+++ Provided material
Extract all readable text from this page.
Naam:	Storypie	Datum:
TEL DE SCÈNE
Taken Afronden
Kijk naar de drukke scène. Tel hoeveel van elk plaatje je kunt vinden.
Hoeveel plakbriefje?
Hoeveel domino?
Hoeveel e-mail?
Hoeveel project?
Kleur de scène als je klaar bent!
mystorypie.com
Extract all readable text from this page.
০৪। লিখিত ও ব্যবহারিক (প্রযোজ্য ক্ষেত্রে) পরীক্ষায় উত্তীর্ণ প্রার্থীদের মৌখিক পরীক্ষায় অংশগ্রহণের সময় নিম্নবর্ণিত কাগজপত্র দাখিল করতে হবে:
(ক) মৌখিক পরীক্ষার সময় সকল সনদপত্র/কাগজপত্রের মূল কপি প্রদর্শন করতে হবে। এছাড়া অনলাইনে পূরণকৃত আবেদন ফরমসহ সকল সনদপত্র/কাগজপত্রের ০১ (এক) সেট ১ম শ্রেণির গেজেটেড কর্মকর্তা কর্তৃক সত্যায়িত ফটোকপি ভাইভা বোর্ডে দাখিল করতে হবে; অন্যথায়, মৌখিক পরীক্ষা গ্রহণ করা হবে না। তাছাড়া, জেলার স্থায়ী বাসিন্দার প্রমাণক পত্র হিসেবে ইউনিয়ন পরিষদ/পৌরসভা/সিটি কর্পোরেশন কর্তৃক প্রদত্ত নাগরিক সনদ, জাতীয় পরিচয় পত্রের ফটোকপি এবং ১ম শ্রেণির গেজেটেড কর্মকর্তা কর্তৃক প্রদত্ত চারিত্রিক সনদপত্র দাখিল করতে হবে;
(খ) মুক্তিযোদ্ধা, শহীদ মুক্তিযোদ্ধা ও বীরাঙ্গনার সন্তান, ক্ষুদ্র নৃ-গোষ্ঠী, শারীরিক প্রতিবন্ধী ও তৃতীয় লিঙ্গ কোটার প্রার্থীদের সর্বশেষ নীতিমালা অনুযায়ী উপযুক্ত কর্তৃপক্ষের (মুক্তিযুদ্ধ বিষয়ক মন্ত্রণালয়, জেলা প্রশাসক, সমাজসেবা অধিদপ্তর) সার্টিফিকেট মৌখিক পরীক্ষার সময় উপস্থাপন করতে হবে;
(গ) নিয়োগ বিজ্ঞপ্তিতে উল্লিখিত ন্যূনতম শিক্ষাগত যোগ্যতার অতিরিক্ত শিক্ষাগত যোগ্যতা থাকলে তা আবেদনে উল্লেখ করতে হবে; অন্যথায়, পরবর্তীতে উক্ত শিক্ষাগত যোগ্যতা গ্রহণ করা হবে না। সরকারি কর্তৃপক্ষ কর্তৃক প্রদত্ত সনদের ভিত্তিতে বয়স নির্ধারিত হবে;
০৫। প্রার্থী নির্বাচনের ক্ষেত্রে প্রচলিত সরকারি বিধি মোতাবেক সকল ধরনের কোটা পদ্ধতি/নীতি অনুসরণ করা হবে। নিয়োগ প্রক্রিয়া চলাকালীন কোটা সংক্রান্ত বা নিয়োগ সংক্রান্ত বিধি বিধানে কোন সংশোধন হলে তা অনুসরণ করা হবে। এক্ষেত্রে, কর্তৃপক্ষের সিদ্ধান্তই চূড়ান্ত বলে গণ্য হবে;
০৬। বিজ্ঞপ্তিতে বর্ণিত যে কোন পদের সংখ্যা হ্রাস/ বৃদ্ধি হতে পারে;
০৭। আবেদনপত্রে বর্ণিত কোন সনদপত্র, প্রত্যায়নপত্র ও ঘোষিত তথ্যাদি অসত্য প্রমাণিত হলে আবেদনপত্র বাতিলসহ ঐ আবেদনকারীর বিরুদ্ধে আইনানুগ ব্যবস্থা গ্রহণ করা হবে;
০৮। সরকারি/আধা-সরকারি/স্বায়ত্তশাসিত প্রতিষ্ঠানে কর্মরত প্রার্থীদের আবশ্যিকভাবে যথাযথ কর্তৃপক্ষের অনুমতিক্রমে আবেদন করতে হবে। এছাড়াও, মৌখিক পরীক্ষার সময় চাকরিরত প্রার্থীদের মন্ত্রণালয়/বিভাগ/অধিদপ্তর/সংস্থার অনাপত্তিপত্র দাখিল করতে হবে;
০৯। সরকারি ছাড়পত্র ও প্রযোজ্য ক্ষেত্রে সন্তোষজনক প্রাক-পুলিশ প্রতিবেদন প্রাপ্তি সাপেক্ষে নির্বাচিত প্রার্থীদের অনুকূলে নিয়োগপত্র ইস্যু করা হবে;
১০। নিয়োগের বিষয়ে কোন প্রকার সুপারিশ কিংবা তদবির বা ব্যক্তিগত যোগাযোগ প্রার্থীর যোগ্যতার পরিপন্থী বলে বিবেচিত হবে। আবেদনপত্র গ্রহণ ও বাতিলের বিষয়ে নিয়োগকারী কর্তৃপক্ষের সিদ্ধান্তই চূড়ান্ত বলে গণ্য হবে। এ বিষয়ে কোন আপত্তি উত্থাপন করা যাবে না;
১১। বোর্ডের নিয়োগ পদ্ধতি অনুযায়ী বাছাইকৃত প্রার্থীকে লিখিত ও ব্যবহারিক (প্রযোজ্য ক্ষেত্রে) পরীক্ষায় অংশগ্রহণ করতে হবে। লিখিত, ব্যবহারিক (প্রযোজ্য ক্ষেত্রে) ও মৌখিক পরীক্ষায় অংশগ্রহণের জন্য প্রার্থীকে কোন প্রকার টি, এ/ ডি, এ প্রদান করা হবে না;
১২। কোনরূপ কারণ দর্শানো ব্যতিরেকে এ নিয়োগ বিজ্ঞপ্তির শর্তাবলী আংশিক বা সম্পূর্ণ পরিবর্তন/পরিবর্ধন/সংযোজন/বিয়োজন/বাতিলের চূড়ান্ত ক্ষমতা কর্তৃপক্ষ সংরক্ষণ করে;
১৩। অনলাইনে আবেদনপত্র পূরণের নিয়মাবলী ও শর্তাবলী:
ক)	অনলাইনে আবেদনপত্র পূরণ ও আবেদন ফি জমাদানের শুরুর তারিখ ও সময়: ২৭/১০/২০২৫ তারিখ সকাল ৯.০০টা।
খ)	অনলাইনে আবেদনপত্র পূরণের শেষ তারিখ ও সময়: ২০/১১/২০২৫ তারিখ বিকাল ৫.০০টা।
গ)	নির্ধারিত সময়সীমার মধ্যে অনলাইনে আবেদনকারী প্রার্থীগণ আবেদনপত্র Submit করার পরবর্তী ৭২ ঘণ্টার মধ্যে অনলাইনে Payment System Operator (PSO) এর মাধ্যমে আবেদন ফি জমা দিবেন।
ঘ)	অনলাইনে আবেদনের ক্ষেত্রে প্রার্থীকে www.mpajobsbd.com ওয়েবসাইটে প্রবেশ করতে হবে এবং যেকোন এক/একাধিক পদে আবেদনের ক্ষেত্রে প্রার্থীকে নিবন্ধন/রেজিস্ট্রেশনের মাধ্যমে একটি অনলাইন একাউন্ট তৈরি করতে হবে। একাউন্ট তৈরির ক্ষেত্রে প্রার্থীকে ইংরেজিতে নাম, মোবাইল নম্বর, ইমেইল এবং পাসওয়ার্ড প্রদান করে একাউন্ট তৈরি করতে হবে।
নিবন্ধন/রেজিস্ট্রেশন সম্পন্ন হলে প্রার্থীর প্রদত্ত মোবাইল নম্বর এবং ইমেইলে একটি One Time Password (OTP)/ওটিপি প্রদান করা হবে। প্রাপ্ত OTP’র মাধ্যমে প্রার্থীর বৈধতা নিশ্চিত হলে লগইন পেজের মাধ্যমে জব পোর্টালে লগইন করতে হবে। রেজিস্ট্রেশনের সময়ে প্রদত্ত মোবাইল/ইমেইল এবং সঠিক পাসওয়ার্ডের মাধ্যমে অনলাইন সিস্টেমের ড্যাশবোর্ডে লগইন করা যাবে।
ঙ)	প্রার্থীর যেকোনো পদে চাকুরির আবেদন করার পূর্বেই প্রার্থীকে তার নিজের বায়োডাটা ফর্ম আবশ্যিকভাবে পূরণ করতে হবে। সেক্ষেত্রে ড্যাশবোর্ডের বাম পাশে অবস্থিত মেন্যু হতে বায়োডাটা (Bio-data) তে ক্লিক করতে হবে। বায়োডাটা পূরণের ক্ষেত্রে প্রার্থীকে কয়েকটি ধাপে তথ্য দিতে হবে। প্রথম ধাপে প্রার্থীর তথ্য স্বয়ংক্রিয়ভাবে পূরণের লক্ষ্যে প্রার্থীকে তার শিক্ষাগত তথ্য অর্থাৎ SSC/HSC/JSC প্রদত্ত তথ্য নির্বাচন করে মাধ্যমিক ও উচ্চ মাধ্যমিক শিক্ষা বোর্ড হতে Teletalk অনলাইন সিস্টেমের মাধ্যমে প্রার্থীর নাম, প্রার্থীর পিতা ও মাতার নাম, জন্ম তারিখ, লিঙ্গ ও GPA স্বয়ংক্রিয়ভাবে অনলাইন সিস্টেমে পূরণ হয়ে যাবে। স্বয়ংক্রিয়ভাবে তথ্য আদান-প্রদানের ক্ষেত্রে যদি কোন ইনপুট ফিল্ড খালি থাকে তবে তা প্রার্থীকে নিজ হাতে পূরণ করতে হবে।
++++++
Stated task:
Using the material above, copy every line in which the string "দনপত" occurs.

The solution:
০৭। আবেদনপত্রে বর্ণিত কোন সনদপত্র, প্রত্যায়নপত্র ও ঘোষিত তথ্যাদি অসত্য প্রমাণিত হলে আবেদনপত্র বাতিলসহ ঐ আবেদনকারীর বিরুদ্ধে আইনানুগ ব্যবস্থা গ্রহণ করা হবে;
১০। নিয়োগের বিষয়ে কোন প্রকার সুপারিশ কিংবা তদবির বা ব্যক্তিগত যোগাযোগ প্রার্থীর যোগ্যতার পরিপন্থী বলে বিবেচিত হবে। আবেদনপত্র গ্রহণ ও বাতিলের বিষয়ে নিয়োগকারী কর্তৃপক্ষের সিদ্ধান্তই চূড়ান্ত বলে গণ্য হবে। এ বিষয়ে কোন আপত্তি উত্থাপন করা যাবে না;
১৩। অনলাইনে আবেদনপত্র পূরণের নিয়মাবলী ও শর্তাবলী:
ক)	অনলাইনে আবেদনপত্র পূরণ ও আবেদন ফি জমাদানের শুরুর তারিখ ও সময়: ২৭/১০/২০২৫ তারিখ সকাল ৯.০০টা।
খ)	অনলাইনে আবেদনপত্র পূরণের শেষ তারিখ ও সময়: ২০/১১/২০২৫ তারিখ বিকাল ৫.০০টা।
গ)	নির্ধারিত সময়সীমার মধ্যে অনলাইনে আবেদনকারী প্রার্থীগণ আবেদনপত্র Submit করার পরবর্তী ৭২ ঘণ্টার মধ্যে অনলাইনে Payment System Operator (PSO) এর মাধ্যমে আবেদন ফি জমা দিবেন।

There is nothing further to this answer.